▶ [WRITTEN EXERCISE]: Copy out the listing below without any change, starting with the first line and going on through the line with "stat-colon: : [298,380,306,404]".

▶ [RECORDS FOR THE EXERCISE]:

★ ★ ★ ★

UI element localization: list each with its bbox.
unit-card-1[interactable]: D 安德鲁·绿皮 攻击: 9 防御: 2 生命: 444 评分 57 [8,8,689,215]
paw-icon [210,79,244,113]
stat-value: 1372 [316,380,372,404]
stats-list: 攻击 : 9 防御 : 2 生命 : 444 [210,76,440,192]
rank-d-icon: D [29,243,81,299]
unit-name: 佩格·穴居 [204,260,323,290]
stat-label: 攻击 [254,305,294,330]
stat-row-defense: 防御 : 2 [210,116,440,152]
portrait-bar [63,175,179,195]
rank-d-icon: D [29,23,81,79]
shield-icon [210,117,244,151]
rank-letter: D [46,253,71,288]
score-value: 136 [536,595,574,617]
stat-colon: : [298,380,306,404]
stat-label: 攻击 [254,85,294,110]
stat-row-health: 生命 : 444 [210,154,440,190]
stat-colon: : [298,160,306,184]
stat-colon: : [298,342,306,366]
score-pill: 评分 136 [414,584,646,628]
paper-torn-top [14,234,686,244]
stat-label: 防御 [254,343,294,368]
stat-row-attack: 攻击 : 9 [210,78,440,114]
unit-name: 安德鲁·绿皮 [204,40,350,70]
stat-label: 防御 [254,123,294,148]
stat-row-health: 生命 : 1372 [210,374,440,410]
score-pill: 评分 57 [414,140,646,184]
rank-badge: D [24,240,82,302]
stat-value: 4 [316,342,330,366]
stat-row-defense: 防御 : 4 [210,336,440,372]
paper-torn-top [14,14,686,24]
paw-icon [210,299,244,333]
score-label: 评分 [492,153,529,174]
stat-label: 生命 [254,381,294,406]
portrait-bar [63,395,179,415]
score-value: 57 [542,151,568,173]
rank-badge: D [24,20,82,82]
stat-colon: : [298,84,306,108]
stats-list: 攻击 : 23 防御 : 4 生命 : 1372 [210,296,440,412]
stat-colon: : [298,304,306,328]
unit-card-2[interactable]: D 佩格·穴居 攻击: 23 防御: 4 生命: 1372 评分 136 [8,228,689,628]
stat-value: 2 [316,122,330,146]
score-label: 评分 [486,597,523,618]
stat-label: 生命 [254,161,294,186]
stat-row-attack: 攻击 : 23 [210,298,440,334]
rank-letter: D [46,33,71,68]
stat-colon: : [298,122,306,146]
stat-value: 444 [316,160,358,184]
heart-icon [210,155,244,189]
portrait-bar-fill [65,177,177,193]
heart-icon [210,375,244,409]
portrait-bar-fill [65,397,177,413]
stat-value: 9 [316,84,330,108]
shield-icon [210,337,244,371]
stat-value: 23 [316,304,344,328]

★ ★ ★ ★

▶ [EXERCISE RESULT]:
UI element localization: list each with its bbox.
unit-card-1[interactable]: D 安德鲁·绿皮 攻击: 9 防御: 2 生命: 444 评分 57 [8,8,689,215]
paw-icon [210,79,244,113]
stat-value: 1372 [316,380,372,404]
stats-list: 攻击 : 9 防御 : 2 生命 : 444 [210,76,440,192]
rank-d-icon: D [29,243,81,299]
unit-name: 佩格·穴居 [204,260,323,290]
stat-label: 攻击 [254,305,294,330]
stat-row-defense: 防御 : 2 [210,116,440,152]
portrait-bar [63,175,179,195]
rank-d-icon: D [29,23,81,79]
shield-icon [210,117,244,151]
rank-letter: D [46,253,71,288]
score-value: 136 [536,595,574,617]
stat-colon: : [298,380,306,404]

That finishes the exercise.